● **SET EXERCISE**
Quote each line of the material verbatim, without the pictures.

● **Stored data**
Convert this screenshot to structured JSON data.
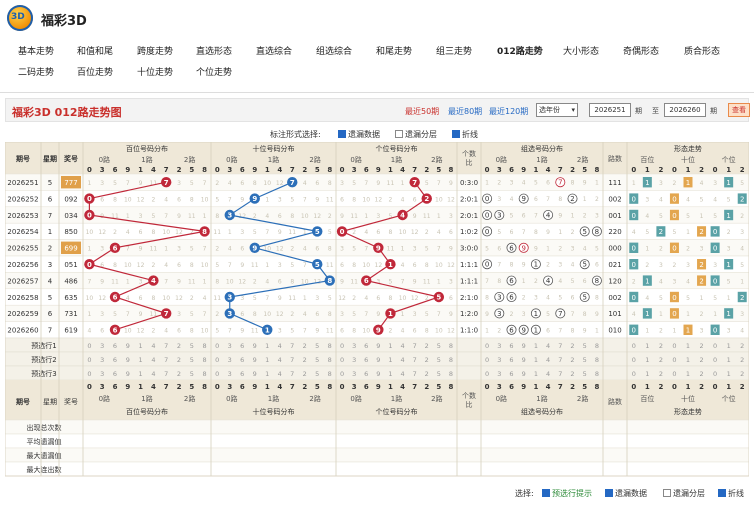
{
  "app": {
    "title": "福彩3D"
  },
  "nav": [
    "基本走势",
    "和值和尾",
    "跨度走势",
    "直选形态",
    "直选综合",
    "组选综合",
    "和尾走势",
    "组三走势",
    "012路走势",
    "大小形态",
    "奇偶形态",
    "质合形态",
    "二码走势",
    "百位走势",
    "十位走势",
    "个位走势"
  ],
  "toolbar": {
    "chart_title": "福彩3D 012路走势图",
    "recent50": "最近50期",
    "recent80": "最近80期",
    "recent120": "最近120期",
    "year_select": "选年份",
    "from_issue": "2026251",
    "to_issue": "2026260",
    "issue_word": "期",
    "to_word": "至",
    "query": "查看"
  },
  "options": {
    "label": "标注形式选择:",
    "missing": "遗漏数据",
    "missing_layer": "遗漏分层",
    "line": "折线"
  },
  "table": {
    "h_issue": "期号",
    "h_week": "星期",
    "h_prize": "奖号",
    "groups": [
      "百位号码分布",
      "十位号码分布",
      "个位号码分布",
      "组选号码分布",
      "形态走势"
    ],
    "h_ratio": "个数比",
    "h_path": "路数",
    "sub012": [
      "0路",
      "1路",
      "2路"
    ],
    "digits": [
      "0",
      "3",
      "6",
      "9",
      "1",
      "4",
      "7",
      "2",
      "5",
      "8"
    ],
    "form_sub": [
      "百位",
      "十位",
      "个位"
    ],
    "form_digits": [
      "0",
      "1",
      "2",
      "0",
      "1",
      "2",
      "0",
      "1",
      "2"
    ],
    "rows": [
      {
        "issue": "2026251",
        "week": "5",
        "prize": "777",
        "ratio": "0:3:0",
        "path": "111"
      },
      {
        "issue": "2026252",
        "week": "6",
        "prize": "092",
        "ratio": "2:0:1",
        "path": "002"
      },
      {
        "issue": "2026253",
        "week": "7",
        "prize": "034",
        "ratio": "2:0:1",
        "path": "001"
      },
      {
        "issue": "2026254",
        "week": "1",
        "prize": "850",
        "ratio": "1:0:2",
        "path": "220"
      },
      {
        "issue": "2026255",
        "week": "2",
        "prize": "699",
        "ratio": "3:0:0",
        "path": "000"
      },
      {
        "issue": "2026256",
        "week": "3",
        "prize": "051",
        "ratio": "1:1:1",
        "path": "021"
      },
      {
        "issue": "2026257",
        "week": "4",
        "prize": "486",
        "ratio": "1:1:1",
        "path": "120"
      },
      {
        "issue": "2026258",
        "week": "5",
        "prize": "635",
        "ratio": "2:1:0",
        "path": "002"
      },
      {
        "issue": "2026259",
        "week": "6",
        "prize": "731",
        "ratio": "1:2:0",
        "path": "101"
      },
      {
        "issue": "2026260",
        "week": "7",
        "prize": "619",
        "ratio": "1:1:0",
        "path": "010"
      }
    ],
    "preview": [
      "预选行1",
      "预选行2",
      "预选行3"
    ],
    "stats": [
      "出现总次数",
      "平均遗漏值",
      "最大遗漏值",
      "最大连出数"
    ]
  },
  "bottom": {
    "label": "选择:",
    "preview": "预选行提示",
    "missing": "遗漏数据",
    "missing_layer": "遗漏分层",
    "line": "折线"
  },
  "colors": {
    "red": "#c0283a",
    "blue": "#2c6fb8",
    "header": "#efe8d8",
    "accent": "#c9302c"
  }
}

● **FINAL RESULT**
Convert this screenshot to structured JSON data.
{
  "app": {
    "title": "福彩3D"
  },
  "nav": [
    "基本走势",
    "和值和尾",
    "跨度走势",
    "直选形态",
    "直选综合",
    "组选综合",
    "和尾走势",
    "组三走势",
    "012路走势",
    "大小形态",
    "奇偶形态",
    "质合形态",
    "二码走势",
    "百位走势",
    "十位走势",
    "个位走势"
  ],
  "toolbar": {
    "chart_title": "福彩3D 012路走势图",
    "recent50": "最近50期",
    "recent80": "最近80期",
    "recent120": "最近120期",
    "year_select": "选年份",
    "from_issue": "2026251",
    "to_issue": "2026260",
    "issue_word": "期",
    "to_word": "至",
    "query": "查看"
  },
  "options": {
    "label": "标注形式选择:",
    "missing": "遗漏数据",
    "missing_layer": "遗漏分层",
    "line": "折线"
  },
  "table": {
    "h_issue": "期号",
    "h_week": "星期",
    "h_prize": "奖号",
    "groups": [
      "百位号码分布",
      "十位号码分布",
      "个位号码分布",
      "组选号码分布",
      "形态走势"
    ],
    "h_ratio": "个数比",
    "h_path": "路数",
    "sub012": [
      "0路",
      "1路",
      "2路"
    ],
    "digits": [
      "0",
      "3",
      "6",
      "9",
      "1",
      "4",
      "7",
      "2",
      "5",
      "8"
    ],
    "form_sub": [
      "百位",
      "十位",
      "个位"
    ],
    "form_digits": [
      "0",
      "1",
      "2",
      "0",
      "1",
      "2",
      "0",
      "1",
      "2"
    ],
    "rows": [
      {
        "issue": "2026251",
        "week": "5",
        "prize": "777",
        "ratio": "0:3:0",
        "path": "111"
      },
      {
        "issue": "2026252",
        "week": "6",
        "prize": "092",
        "ratio": "2:0:1",
        "path": "002"
      },
      {
        "issue": "2026253",
        "week": "7",
        "prize": "034",
        "ratio": "2:0:1",
        "path": "001"
      },
      {
        "issue": "2026254",
        "week": "1",
        "prize": "850",
        "ratio": "1:0:2",
        "path": "220"
      },
      {
        "issue": "2026255",
        "week": "2",
        "prize": "699",
        "ratio": "3:0:0",
        "path": "000"
      },
      {
        "issue": "2026256",
        "week": "3",
        "prize": "051",
        "ratio": "1:1:1",
        "path": "021"
      },
      {
        "issue": "2026257",
        "week": "4",
        "prize": "486",
        "ratio": "1:1:1",
        "path": "120"
      },
      {
        "issue": "2026258",
        "week": "5",
        "prize": "635",
        "ratio": "2:1:0",
        "path": "002"
      },
      {
        "issue": "2026259",
        "week": "6",
        "prize": "731",
        "ratio": "1:2:0",
        "path": "101"
      },
      {
        "issue": "2026260",
        "week": "7",
        "prize": "619",
        "ratio": "1:1:0",
        "path": "010"
      }
    ],
    "preview": [
      "预选行1",
      "预选行2",
      "预选行3"
    ],
    "stats": [
      "出现总次数",
      "平均遗漏值",
      "最大遗漏值",
      "最大连出数"
    ]
  },
  "bottom": {
    "label": "选择:",
    "preview": "预选行提示",
    "missing": "遗漏数据",
    "missing_layer": "遗漏分层",
    "line": "折线"
  },
  "colors": {
    "red": "#c0283a",
    "blue": "#2c6fb8",
    "header": "#efe8d8",
    "accent": "#c9302c"
  }
}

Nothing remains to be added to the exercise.